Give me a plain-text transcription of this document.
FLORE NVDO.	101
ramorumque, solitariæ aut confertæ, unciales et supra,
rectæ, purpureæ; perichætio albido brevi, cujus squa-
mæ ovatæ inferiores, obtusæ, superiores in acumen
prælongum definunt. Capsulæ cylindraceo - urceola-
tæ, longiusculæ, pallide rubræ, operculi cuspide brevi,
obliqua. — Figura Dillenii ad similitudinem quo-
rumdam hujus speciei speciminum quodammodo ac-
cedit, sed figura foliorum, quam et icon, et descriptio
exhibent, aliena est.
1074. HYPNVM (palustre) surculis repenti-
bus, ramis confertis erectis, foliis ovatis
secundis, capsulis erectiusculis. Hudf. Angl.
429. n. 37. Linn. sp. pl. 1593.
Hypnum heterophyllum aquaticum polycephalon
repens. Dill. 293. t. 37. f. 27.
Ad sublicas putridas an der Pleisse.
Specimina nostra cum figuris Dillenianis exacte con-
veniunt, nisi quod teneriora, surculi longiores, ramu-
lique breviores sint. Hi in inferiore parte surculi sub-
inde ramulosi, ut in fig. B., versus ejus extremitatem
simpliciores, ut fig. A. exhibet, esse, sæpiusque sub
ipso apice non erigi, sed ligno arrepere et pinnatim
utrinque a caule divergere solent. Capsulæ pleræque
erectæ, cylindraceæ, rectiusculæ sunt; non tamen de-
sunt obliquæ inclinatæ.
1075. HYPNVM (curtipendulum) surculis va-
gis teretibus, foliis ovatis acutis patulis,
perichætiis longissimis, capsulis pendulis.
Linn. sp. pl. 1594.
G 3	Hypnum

---------------

→ Stated exercise
Please set down each line of the records exactly as given.

→ Answer to this problem
Give me a plain-text transcription of this document.
FLORE NVDO.	101
ramorumque, solitariæ aut confertæ, unciales et supra,
rectæ, purpureæ; perichætio albido brevi, cujus squa-
mæ ovatæ inferiores, obtusæ, superiores in acumen
prælongum definunt. Capsulæ cylindraceo - urceola-
tæ, longiusculæ, pallide rubræ, operculi cuspide brevi,
obliqua. — Figura Dillenii ad similitudinem quo-
rumdam hujus speciei speciminum quodammodo ac-
cedit, sed figura foliorum, quam et icon, et descriptio
exhibent, aliena est.
1074. HYPNVM (palustre) surculis repenti-
bus, ramis confertis erectis, foliis ovatis
secundis, capsulis erectiusculis. Hudf. Angl.
429. n. 37. Linn. sp. pl. 1593.
Hypnum heterophyllum aquaticum polycephalon
repens. Dill. 293. t. 37. f. 27.
Ad sublicas putridas an der Pleisse.
Specimina nostra cum figuris Dillenianis exacte con-
veniunt, nisi quod teneriora, surculi longiores, ramu-
lique breviores sint. Hi in inferiore parte surculi sub-
inde ramulosi, ut in fig. B., versus ejus extremitatem
simpliciores, ut fig. A. exhibet, esse, sæpiusque sub
ipso apice non erigi, sed ligno arrepere et pinnatim
utrinque a caule divergere solent. Capsulæ pleræque
erectæ, cylindraceæ, rectiusculæ sunt; non tamen de-
sunt obliquæ inclinatæ.
1075. HYPNVM (curtipendulum) surculis va-
gis teretibus, foliis ovatis acutis patulis,
perichætiis longissimis, capsulis pendulis.
Linn. sp. pl. 1594.
G 3	Hypnum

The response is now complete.